En 2014, Nachum Pachenick entrevoit une issue : il prend part à des essais cliniques pour soigner les troubles de stress post-traumatique. Parmi les substances qui lui sont administrées, ainsi qu’à des dizaines d’autres patients, la MDMA. Il a participé à la deuxième phase d’une série de trois tests menés dans plusieurs pays par le Multidisciplinary Association for Psychedelic Studies (MAPS). Cette association californienne espère obtenir le feu vert de l’Agence américaine du médicament pour sa thérapie à compter de 2021.

Les résultats des deux premières phases ont été « extraordinaires », affirme le Dr Keren Tzarfaty, psychologue chargée de former les médecins pour la MAPS en Israël. « Un an après la fin de leur traitement, on constate que 68% des personnes ayant reçu une thérapie incluant de la MDMA n’ont plus de syndrome de stress post-traumatique ou ne sont plus définies comme souffrant de cette pathologie », avance le Dr Tzarfaty. Ces taux sont d’autant plus impressionnants que « les personnes qui sont venues nous voir avaient tout essayé », en vain, remarque-t-elle, dans sa clinique spacieuse de Hod Hasharon, dans le centre d’Israël.

:: Problèmes à résoudre ::
A) Répondez à ces questions sur le texte consacré aux essais de MDMA :
(i) En quelle année Nachum Pachenick prend-il part à des essais cliniques ?
(ii) À partir de quelle année la MAPS espère-t-elle obtenir le feu vert de l'Agence américaine du médicament ?
(iii) Un an après la fin du traitement, quel pourcentage des personnes traitées avec de la MDMA n'ont plus de syndrome de stress post-traumatique ?
B) Prolongez le texte consacré aux essais de MDMA en reprenant après sa dernière phrase.

:: Données fournies ::
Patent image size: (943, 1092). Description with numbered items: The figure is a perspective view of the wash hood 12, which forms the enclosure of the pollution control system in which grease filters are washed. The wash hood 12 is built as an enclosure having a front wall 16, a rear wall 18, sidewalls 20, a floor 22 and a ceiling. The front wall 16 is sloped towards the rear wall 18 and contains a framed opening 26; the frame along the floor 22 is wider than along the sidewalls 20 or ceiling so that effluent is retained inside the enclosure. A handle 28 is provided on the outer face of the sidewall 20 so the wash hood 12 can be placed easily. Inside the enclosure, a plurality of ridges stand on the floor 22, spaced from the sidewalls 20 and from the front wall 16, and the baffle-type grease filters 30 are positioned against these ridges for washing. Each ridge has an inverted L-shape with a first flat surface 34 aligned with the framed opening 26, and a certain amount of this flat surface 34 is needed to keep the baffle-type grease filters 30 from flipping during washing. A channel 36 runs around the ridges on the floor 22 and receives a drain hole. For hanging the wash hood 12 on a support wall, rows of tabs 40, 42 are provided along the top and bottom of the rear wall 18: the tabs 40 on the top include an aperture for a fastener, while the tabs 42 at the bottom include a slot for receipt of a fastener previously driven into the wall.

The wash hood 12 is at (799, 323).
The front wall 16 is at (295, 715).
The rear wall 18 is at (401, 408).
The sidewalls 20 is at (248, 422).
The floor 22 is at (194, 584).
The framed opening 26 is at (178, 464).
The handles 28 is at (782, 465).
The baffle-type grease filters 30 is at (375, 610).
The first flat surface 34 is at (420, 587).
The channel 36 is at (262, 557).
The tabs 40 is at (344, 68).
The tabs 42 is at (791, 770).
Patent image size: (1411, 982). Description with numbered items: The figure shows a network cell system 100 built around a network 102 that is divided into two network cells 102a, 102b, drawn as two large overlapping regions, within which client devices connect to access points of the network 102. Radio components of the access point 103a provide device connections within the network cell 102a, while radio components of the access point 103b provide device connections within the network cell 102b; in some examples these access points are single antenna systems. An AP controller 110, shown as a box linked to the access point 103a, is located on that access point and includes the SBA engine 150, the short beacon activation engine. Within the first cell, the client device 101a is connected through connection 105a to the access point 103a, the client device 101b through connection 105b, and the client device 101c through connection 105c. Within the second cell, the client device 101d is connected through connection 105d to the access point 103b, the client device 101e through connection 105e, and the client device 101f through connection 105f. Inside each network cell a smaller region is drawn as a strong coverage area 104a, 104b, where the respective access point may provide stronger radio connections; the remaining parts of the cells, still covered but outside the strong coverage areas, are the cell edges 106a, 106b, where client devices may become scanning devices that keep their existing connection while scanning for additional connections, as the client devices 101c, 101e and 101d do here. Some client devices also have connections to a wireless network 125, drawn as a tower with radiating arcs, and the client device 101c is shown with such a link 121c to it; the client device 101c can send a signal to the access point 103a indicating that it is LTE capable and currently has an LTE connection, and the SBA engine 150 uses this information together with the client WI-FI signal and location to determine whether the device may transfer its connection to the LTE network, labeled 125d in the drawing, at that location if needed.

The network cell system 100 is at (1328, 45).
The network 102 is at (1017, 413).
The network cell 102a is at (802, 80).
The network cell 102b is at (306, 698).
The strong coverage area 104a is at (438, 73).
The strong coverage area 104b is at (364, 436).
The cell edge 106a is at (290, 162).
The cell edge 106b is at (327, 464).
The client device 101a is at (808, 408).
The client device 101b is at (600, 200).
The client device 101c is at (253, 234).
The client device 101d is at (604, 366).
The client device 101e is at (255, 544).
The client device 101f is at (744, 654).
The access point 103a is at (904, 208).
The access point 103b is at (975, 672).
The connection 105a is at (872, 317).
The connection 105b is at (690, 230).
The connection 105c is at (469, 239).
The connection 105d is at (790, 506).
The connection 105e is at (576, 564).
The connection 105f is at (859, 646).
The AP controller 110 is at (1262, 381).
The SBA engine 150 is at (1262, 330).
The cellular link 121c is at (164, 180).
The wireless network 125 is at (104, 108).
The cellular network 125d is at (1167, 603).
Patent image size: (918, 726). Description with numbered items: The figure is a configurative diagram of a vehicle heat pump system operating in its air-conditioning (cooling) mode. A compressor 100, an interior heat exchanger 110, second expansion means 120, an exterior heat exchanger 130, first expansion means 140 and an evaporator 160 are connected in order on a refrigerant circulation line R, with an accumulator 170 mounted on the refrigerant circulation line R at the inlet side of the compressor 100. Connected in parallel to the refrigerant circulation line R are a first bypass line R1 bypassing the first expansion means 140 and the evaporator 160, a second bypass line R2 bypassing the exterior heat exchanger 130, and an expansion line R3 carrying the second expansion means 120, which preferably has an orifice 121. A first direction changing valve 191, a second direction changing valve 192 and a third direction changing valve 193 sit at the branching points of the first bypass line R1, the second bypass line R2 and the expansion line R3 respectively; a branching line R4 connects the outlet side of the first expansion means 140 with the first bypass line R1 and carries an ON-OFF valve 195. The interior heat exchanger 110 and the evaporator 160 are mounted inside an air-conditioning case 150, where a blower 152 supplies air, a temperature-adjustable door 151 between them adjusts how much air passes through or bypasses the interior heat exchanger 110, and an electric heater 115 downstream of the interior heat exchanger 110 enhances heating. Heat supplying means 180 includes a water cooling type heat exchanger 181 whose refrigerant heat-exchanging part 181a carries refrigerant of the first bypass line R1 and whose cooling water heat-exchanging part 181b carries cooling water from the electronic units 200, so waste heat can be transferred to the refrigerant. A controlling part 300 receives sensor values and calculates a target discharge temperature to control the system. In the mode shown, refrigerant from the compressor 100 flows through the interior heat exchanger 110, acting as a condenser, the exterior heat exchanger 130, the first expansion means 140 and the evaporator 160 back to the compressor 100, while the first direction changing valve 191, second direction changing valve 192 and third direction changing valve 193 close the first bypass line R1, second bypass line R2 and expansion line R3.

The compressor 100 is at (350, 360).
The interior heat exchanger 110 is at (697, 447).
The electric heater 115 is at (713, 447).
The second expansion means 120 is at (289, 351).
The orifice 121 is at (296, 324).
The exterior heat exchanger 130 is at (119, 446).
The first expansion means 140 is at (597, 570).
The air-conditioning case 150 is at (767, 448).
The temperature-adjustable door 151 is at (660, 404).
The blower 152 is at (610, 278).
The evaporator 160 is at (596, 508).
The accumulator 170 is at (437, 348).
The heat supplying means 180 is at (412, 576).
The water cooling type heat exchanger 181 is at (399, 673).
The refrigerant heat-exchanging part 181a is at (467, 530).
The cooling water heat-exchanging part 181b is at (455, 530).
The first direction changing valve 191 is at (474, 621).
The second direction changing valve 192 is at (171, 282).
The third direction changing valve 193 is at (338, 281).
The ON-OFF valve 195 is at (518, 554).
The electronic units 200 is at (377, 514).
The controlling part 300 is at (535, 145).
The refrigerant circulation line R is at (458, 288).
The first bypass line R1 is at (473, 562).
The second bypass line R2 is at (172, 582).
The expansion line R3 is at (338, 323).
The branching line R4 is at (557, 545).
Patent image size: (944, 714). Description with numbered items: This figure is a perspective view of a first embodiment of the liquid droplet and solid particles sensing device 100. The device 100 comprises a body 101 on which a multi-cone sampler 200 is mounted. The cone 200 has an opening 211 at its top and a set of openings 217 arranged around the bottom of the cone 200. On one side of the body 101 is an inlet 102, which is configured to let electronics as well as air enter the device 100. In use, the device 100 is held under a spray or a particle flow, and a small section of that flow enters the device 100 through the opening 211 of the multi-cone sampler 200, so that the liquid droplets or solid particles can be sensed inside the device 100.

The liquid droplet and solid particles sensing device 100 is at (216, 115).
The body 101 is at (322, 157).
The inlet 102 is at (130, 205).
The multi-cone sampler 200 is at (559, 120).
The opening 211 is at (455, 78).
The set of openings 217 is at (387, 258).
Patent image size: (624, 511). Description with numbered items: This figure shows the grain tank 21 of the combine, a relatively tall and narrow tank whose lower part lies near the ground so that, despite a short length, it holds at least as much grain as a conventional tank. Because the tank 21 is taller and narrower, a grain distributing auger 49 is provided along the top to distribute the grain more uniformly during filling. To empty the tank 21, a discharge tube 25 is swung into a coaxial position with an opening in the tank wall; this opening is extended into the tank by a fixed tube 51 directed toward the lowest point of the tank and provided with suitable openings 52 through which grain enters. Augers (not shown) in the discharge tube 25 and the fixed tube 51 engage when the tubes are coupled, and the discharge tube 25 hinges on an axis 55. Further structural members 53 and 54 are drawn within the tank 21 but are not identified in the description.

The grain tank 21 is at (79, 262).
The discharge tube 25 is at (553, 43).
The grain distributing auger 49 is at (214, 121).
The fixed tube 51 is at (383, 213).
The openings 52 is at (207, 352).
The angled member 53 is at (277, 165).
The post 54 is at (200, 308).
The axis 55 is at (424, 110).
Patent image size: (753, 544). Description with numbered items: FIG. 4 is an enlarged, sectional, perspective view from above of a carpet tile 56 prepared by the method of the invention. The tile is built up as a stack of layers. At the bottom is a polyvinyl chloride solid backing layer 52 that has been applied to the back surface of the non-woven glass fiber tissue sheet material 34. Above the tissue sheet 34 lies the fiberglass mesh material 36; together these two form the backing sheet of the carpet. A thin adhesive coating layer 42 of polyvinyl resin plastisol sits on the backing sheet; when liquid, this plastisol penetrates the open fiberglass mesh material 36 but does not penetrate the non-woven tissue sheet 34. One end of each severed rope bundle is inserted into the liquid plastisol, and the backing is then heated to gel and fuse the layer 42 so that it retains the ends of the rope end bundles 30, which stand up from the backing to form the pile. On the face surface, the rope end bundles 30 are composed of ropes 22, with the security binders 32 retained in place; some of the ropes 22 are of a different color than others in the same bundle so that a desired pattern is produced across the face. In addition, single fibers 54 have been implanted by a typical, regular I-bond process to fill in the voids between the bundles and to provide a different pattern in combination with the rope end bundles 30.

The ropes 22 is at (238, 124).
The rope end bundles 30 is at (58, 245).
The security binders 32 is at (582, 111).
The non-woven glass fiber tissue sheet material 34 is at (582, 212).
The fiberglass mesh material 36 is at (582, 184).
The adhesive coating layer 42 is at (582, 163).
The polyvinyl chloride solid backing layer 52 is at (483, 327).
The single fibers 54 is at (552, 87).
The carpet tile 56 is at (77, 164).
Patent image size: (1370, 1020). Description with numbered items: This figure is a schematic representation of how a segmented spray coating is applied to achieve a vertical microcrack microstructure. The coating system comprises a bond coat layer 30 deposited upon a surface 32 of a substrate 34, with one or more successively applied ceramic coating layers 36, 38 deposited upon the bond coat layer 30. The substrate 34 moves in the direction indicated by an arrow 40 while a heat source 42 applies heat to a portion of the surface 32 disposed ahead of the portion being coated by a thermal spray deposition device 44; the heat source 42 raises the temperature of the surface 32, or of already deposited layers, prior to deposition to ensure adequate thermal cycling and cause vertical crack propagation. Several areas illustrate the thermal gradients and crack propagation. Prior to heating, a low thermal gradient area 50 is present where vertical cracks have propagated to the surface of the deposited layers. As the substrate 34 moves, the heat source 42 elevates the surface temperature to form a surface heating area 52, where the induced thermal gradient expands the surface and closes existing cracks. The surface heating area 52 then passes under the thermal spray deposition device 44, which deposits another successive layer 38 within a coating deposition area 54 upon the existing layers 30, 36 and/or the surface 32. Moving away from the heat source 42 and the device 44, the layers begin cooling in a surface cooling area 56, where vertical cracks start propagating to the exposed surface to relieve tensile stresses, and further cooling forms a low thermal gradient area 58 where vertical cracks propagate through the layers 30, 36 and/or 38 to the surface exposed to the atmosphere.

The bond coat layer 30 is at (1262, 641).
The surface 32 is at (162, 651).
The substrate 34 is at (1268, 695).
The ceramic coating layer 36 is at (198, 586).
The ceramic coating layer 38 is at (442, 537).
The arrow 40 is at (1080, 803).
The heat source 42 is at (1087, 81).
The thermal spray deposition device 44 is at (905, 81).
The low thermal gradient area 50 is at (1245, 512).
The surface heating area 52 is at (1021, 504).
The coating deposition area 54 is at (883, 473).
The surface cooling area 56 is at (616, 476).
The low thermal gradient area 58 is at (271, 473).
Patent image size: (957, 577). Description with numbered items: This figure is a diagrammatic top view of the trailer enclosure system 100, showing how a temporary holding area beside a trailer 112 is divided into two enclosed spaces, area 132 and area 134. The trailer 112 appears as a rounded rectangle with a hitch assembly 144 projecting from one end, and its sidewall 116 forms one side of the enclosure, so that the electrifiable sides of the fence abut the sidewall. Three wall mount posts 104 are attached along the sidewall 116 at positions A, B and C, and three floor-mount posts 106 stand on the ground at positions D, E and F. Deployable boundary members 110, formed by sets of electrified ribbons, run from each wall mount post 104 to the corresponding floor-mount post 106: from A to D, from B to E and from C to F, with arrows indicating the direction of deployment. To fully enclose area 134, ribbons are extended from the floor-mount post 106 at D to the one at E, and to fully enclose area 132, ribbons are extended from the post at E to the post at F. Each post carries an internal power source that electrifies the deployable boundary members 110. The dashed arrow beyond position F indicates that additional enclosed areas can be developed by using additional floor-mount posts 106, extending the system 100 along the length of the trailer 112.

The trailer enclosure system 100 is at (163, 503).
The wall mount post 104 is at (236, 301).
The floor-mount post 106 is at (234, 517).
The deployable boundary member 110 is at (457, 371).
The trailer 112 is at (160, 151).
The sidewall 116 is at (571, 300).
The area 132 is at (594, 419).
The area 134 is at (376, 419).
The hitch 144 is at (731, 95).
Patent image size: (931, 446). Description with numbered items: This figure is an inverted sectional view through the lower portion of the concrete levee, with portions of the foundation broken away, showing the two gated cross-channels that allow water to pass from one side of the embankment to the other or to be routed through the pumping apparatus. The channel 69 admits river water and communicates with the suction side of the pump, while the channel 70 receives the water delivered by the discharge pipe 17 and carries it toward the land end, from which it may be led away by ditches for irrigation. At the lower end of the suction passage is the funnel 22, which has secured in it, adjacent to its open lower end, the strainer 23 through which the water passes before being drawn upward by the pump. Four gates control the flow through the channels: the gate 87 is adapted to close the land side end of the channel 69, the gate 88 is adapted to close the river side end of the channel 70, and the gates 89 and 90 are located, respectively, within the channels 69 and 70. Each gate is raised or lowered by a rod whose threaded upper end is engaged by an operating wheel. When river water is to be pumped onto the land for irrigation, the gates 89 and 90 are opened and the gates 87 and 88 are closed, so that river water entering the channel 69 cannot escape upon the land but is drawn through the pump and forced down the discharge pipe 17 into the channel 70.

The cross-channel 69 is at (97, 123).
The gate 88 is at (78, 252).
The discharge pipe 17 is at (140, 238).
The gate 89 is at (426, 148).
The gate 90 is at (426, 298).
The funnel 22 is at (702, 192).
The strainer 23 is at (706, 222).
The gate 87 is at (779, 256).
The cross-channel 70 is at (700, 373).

:: Réponses ::
A)
(i) En 2014.
(ii) À partir de 2021.
(iii) 68 %.

B)
Éthique et narcotrafic

Si ces tests ont soulevé de nombreux espoirs dans le monde médical, certains préviennent qu’il en faudra davantage pour connaître avec précision les effets de ces thérapies, d’autant que l’échantillon étudié en Israël – 14 personnes – est faible. Après la publication en 2018 par The Lancet Psychiatry d’une étude qui suggérait l’ecstasy pour les soldats traumatisés, des chercheurs avaient exprimé leurs réserves quant à une généralisation de la molécule dans les traitements psychiatriques. Cette étude soulignait par ailleurs la présence chez certains participants d’effets indésirables connus de la MDMA : dépression, angoisses, maux de tête, épuisement, tensions musculaires et insomnies, entre autres.

Ces expérimentations posent aussi une question éthique importante, puisqu’il est interdit à ce jour d’administrer de la MDMA, substance qui nourrit un important narcotrafic.

La troisième et dernière phase des tests pour MAPS a commencé mi-2019. Mais, en Israël, la demande est largement supérieure aux 14 places prévues. Un succès qui a conduit le ministère de la Santé à autoriser ses propres tests pour un traitement à base de MDMA. Un programme pilote a été ouvert pour « 50 personnes souffrant de stress post-traumatique et résistant aux autres formes de traitement », explique le Dr Bella Ben Gershon, chargée du dossier.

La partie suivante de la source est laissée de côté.